═══ DATA PROVIDED ═══
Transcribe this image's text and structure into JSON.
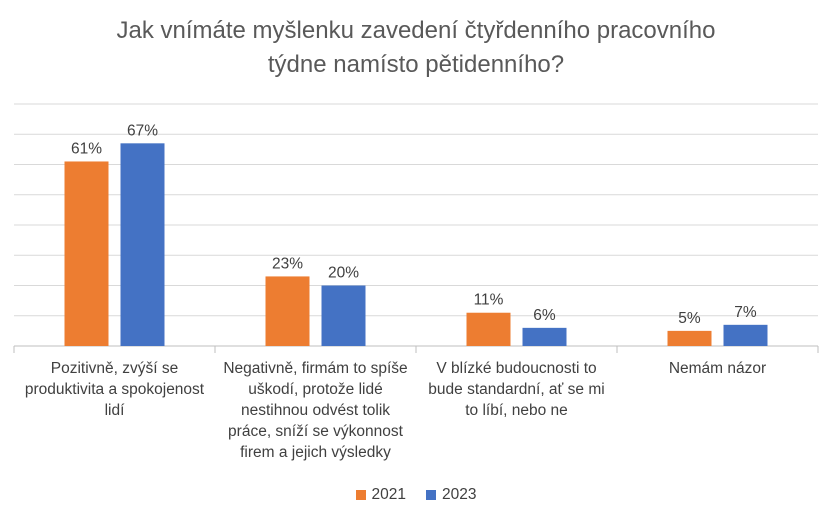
{
  "chart_data": {
    "type": "bar",
    "title_lines": [
      "Jak vnímáte myšlenku zavedení čtyřdenního pracovního",
      "týdne namísto pětidenního?"
    ],
    "categories": [
      [
        "Pozitivně, zvýší se",
        "produktivita a spokojenost",
        "lidí"
      ],
      [
        "Negativně, firmám to spíše",
        "uškodí, protože lidé",
        "nestihnou odvést tolik",
        "práce, sníží se výkonnost",
        "firem a jejich výsledky"
      ],
      [
        "V blízké budoucnosti to",
        "bude standardní, ať se mi",
        "to líbí, nebo ne"
      ],
      [
        "Nemám názor"
      ]
    ],
    "series": [
      {
        "name": "2021",
        "color": "#ED7D31",
        "values": [
          61,
          23,
          11,
          5
        ],
        "labels": [
          "61%",
          "23%",
          "11%",
          "5%"
        ]
      },
      {
        "name": "2023",
        "color": "#4472C4",
        "values": [
          67,
          20,
          6,
          7
        ],
        "labels": [
          "67%",
          "20%",
          "6%",
          "7%"
        ]
      }
    ],
    "ylim": [
      0,
      80
    ],
    "grid": true,
    "legend_position": "bottom"
  }
}
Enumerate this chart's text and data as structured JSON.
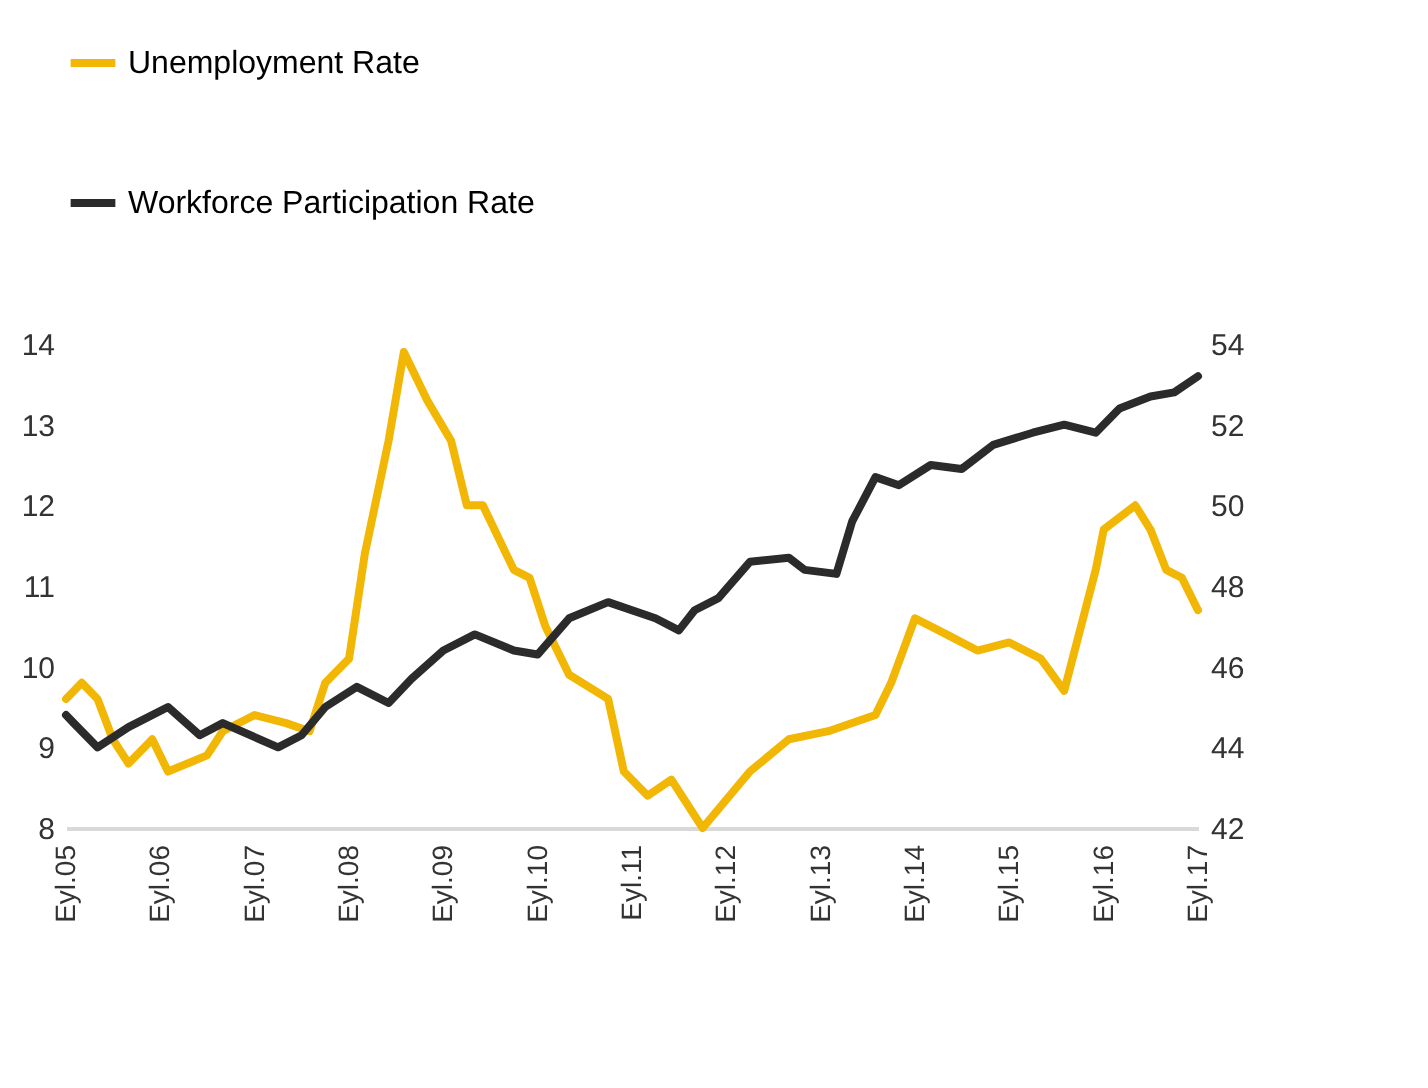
{
  "chart_data": {
    "type": "line",
    "legend": "top left",
    "grid": false,
    "marker": "none",
    "line_style": "solid",
    "xlim": [
      "2005-09",
      "2017-09"
    ],
    "xticks": [
      {
        "value": "2005-09",
        "label": "Eyl.05"
      },
      {
        "value": "2006-09",
        "label": "Eyl.06"
      },
      {
        "value": "2007-09",
        "label": "Eyl.07"
      },
      {
        "value": "2008-09",
        "label": "Eyl.08"
      },
      {
        "value": "2009-09",
        "label": "Eyl.09"
      },
      {
        "value": "2010-09",
        "label": "Eyl.10"
      },
      {
        "value": "2011-09",
        "label": "Eyl.11"
      },
      {
        "value": "2012-09",
        "label": "Eyl.12"
      },
      {
        "value": "2013-09",
        "label": "Eyl.13"
      },
      {
        "value": "2014-09",
        "label": "Eyl.14"
      },
      {
        "value": "2015-09",
        "label": "Eyl.15"
      },
      {
        "value": "2016-09",
        "label": "Eyl.16"
      },
      {
        "value": "2017-09",
        "label": "Eyl.17"
      }
    ],
    "ylim": [
      8,
      14
    ],
    "yticks": [
      8,
      9,
      10,
      11,
      12,
      13,
      14
    ],
    "y2lim": [
      42,
      54
    ],
    "y2ticks": [
      42,
      44,
      46,
      48,
      50,
      52,
      54
    ],
    "series": [
      {
        "name": "Unemployment Rate",
        "color": "#f2b705",
        "x": [
          "2005-09",
          "2005-11",
          "2006-01",
          "2006-03",
          "2006-05",
          "2006-08",
          "2006-10",
          "2007-03",
          "2007-05",
          "2007-09",
          "2008-01",
          "2008-04",
          "2008-06",
          "2008-09",
          "2008-11",
          "2009-02",
          "2009-04",
          "2009-07",
          "2009-10",
          "2009-12",
          "2010-02",
          "2010-06",
          "2010-08",
          "2010-10",
          "2011-01",
          "2011-06",
          "2011-08",
          "2011-11",
          "2012-02",
          "2012-06",
          "2012-12",
          "2013-05",
          "2013-10",
          "2014-04",
          "2014-06",
          "2014-09",
          "2015-01",
          "2015-05",
          "2015-09",
          "2016-01",
          "2016-04",
          "2016-08",
          "2016-09",
          "2017-01",
          "2017-03",
          "2017-05",
          "2017-07",
          "2017-09"
        ],
        "values": [
          9.6,
          9.8,
          9.6,
          9.1,
          8.8,
          9.1,
          8.7,
          8.9,
          9.2,
          9.4,
          9.3,
          9.2,
          9.8,
          10.1,
          11.4,
          12.8,
          13.9,
          13.3,
          12.8,
          12.0,
          12.0,
          11.2,
          11.1,
          10.5,
          9.9,
          9.6,
          8.7,
          8.4,
          8.6,
          8.0,
          8.7,
          9.1,
          9.2,
          9.4,
          9.8,
          10.6,
          10.4,
          10.2,
          10.3,
          10.1,
          9.7,
          11.2,
          11.7,
          12.0,
          11.7,
          11.2,
          11.1,
          10.7
        ]
      },
      {
        "name": "Workforce Participation Rate",
        "color": "#2b2b2b",
        "axis": "y2",
        "x": [
          "2005-09",
          "2005-10",
          "2006-01",
          "2006-05",
          "2006-10",
          "2007-02",
          "2007-05",
          "2007-12",
          "2008-03",
          "2008-06",
          "2008-10",
          "2009-02",
          "2009-05",
          "2009-09",
          "2010-01",
          "2010-06",
          "2010-09",
          "2011-01",
          "2011-06",
          "2011-12",
          "2012-03",
          "2012-05",
          "2012-08",
          "2012-12",
          "2013-05",
          "2013-07",
          "2013-11",
          "2014-01",
          "2014-04",
          "2014-07",
          "2014-11",
          "2015-03",
          "2015-07",
          "2015-12",
          "2016-04",
          "2016-08",
          "2016-11",
          "2017-03",
          "2017-06",
          "2017-09"
        ],
        "values": [
          44.8,
          44.6,
          44.0,
          44.5,
          45.0,
          44.3,
          44.6,
          44.0,
          44.3,
          45.0,
          45.5,
          45.1,
          45.7,
          46.4,
          46.8,
          46.4,
          46.3,
          47.2,
          47.6,
          47.2,
          46.9,
          47.4,
          47.7,
          48.6,
          48.7,
          48.4,
          48.3,
          49.6,
          50.7,
          50.5,
          51.0,
          50.9,
          51.5,
          51.8,
          52.0,
          51.8,
          52.4,
          52.7,
          52.8,
          53.2
        ]
      }
    ]
  }
}
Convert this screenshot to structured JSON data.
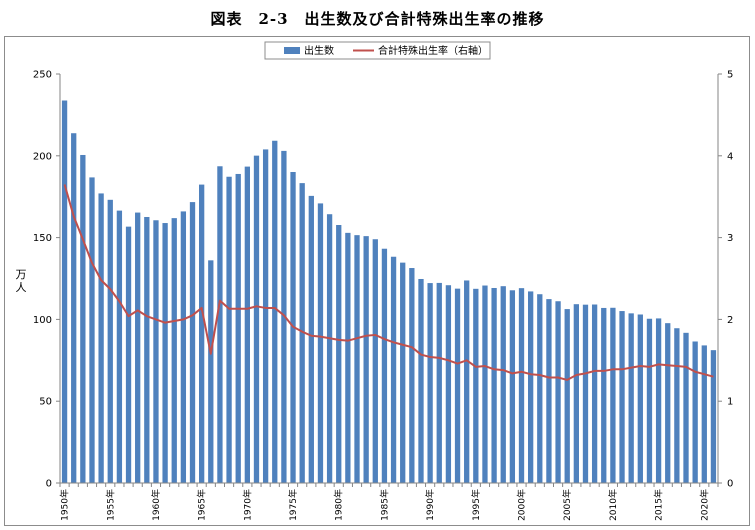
{
  "title": "図表　2-3　出生数及び合計特殊出生率の推移",
  "chart_data": {
    "type": "bar",
    "title": "図表　2-3　出生数及び合計特殊出生率の推移",
    "ylabel": "万人",
    "ylabel_chars": [
      "万",
      "人"
    ],
    "ylim": [
      0,
      250
    ],
    "y2lim": [
      0,
      5
    ],
    "yticks": [
      0,
      50,
      100,
      150,
      200,
      250
    ],
    "y2ticks": [
      0,
      1,
      2,
      3,
      4,
      5
    ],
    "grid": false,
    "legend_position": "top-center",
    "x": [
      1950,
      1951,
      1952,
      1953,
      1954,
      1955,
      1956,
      1957,
      1958,
      1959,
      1960,
      1961,
      1962,
      1963,
      1964,
      1965,
      1966,
      1967,
      1968,
      1969,
      1970,
      1971,
      1972,
      1973,
      1974,
      1975,
      1976,
      1977,
      1978,
      1979,
      1980,
      1981,
      1982,
      1983,
      1984,
      1985,
      1986,
      1987,
      1988,
      1989,
      1990,
      1991,
      1992,
      1993,
      1994,
      1995,
      1996,
      1997,
      1998,
      1999,
      2000,
      2001,
      2002,
      2003,
      2004,
      2005,
      2006,
      2007,
      2008,
      2009,
      2010,
      2011,
      2012,
      2013,
      2014,
      2015,
      2016,
      2017,
      2018,
      2019,
      2020,
      2021
    ],
    "xtick_labels": [
      {
        "year": 1950,
        "label": "1950年"
      },
      {
        "year": 1955,
        "label": "1955年"
      },
      {
        "year": 1960,
        "label": "1960年"
      },
      {
        "year": 1965,
        "label": "1965年"
      },
      {
        "year": 1970,
        "label": "1970年"
      },
      {
        "year": 1975,
        "label": "1975年"
      },
      {
        "year": 1980,
        "label": "1980年"
      },
      {
        "year": 1985,
        "label": "1985年"
      },
      {
        "year": 1990,
        "label": "1990年"
      },
      {
        "year": 1995,
        "label": "1995年"
      },
      {
        "year": 2000,
        "label": "2000年"
      },
      {
        "year": 2005,
        "label": "2005年"
      },
      {
        "year": 2010,
        "label": "2010年"
      },
      {
        "year": 2015,
        "label": "2015年"
      },
      {
        "year": 2020,
        "label": "2020年"
      }
    ],
    "series": [
      {
        "name": "出生数",
        "type": "bar",
        "axis": "left",
        "color": "#4f81bd",
        "values": [
          233.8,
          213.8,
          200.5,
          186.8,
          177.0,
          173.1,
          166.5,
          156.7,
          165.3,
          162.6,
          160.6,
          158.9,
          161.9,
          166.0,
          171.7,
          182.4,
          136.1,
          193.6,
          187.2,
          188.9,
          193.4,
          200.1,
          203.9,
          209.2,
          203.0,
          190.1,
          183.3,
          175.5,
          170.9,
          164.3,
          157.7,
          152.9,
          151.5,
          150.9,
          149.0,
          143.2,
          138.3,
          134.7,
          131.4,
          124.7,
          122.2,
          122.3,
          120.9,
          118.8,
          123.8,
          118.7,
          120.7,
          119.2,
          120.3,
          117.8,
          119.1,
          117.1,
          115.4,
          112.4,
          111.1,
          106.3,
          109.3,
          109.0,
          109.1,
          107.0,
          107.1,
          105.1,
          103.7,
          103.0,
          100.4,
          100.6,
          97.7,
          94.6,
          91.8,
          86.5,
          84.1,
          81.2
        ]
      },
      {
        "name": "合計特殊出生率（右軸）",
        "type": "line",
        "axis": "right",
        "color": "#c0504d",
        "values": [
          3.65,
          3.26,
          2.98,
          2.69,
          2.48,
          2.37,
          2.22,
          2.04,
          2.11,
          2.04,
          2.0,
          1.96,
          1.98,
          2.0,
          2.05,
          2.14,
          1.58,
          2.23,
          2.13,
          2.13,
          2.13,
          2.16,
          2.14,
          2.14,
          2.05,
          1.91,
          1.85,
          1.8,
          1.79,
          1.77,
          1.75,
          1.74,
          1.77,
          1.8,
          1.81,
          1.76,
          1.72,
          1.69,
          1.66,
          1.57,
          1.54,
          1.53,
          1.5,
          1.46,
          1.5,
          1.42,
          1.43,
          1.39,
          1.38,
          1.34,
          1.36,
          1.33,
          1.32,
          1.29,
          1.29,
          1.26,
          1.32,
          1.34,
          1.37,
          1.37,
          1.39,
          1.39,
          1.41,
          1.43,
          1.42,
          1.45,
          1.44,
          1.43,
          1.42,
          1.36,
          1.33,
          1.3
        ]
      }
    ]
  }
}
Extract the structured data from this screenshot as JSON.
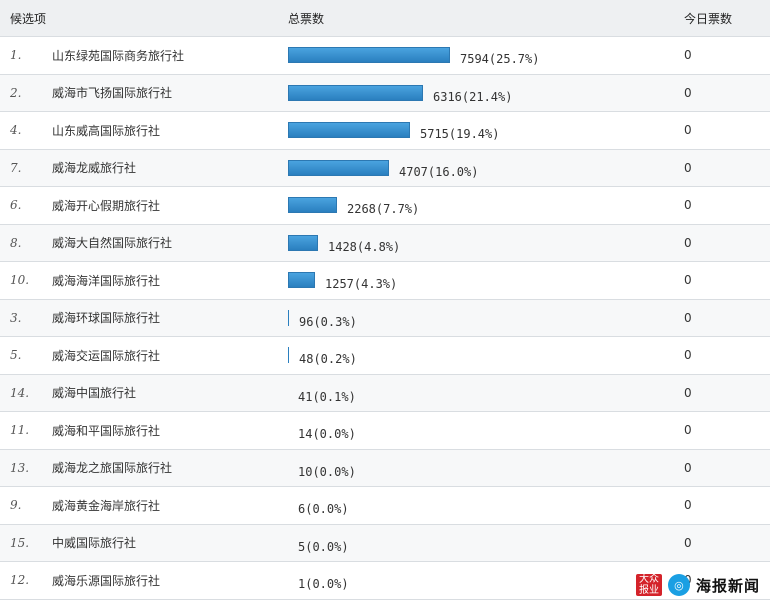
{
  "header": {
    "col_name": "候选项",
    "col_total": "总票数",
    "col_today": "今日票数"
  },
  "rows": [
    {
      "idx": "1.",
      "name": "山东绿苑国际商务旅行社",
      "votes": "7594(25.7%)",
      "pct": 25.7,
      "today": "0"
    },
    {
      "idx": "2.",
      "name": "威海市飞扬国际旅行社",
      "votes": "6316(21.4%)",
      "pct": 21.4,
      "today": "0"
    },
    {
      "idx": "4.",
      "name": "山东威高国际旅行社",
      "votes": "5715(19.4%)",
      "pct": 19.4,
      "today": "0"
    },
    {
      "idx": "7.",
      "name": "威海龙威旅行社",
      "votes": "4707(16.0%)",
      "pct": 16.0,
      "today": "0"
    },
    {
      "idx": "6.",
      "name": "威海开心假期旅行社",
      "votes": "2268(7.7%)",
      "pct": 7.7,
      "today": "0"
    },
    {
      "idx": "8.",
      "name": "威海大自然国际旅行社",
      "votes": "1428(4.8%)",
      "pct": 4.8,
      "today": "0"
    },
    {
      "idx": "10.",
      "name": "威海海洋国际旅行社",
      "votes": "1257(4.3%)",
      "pct": 4.3,
      "today": "0"
    },
    {
      "idx": "3.",
      "name": "威海环球国际旅行社",
      "votes": "96(0.3%)",
      "pct": 0.3,
      "today": "0"
    },
    {
      "idx": "5.",
      "name": "威海交运国际旅行社",
      "votes": "48(0.2%)",
      "pct": 0.2,
      "today": "0"
    },
    {
      "idx": "14.",
      "name": "威海中国旅行社",
      "votes": "41(0.1%)",
      "pct": 0.1,
      "today": "0"
    },
    {
      "idx": "11.",
      "name": "威海和平国际旅行社",
      "votes": "14(0.0%)",
      "pct": 0.0,
      "today": "0"
    },
    {
      "idx": "13.",
      "name": "威海龙之旅国际旅行社",
      "votes": "10(0.0%)",
      "pct": 0.0,
      "today": "0"
    },
    {
      "idx": "9.",
      "name": "威海黄金海岸旅行社",
      "votes": "6(0.0%)",
      "pct": 0.0,
      "today": "0"
    },
    {
      "idx": "15.",
      "name": "中威国际旅行社",
      "votes": "5(0.0%)",
      "pct": 0.0,
      "today": "0"
    },
    {
      "idx": "12.",
      "name": "威海乐源国际旅行社",
      "votes": "1(0.0%)",
      "pct": 0.0,
      "today": "0"
    }
  ],
  "watermark": {
    "seal": "大众报业",
    "brand": "海报新闻"
  },
  "colors": {
    "bar": "#2a7fbf",
    "header_bg": "#eef0f2",
    "row_alt": "#f7f8f9"
  }
}
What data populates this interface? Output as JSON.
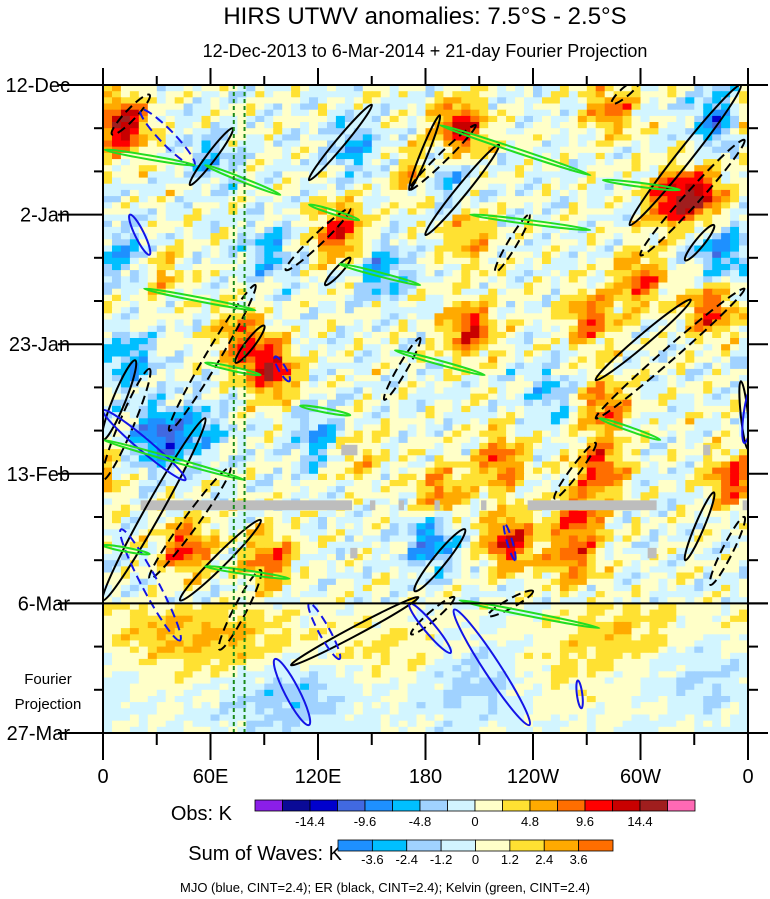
═══
## [PROBLEM DETAILS]
Reproduce each line of the material containing the word "screenshot".

## [EXERCISE OUTPUT]
Convert this screenshot to structured JSON data.
Extract the structured data from this screenshot as JSON.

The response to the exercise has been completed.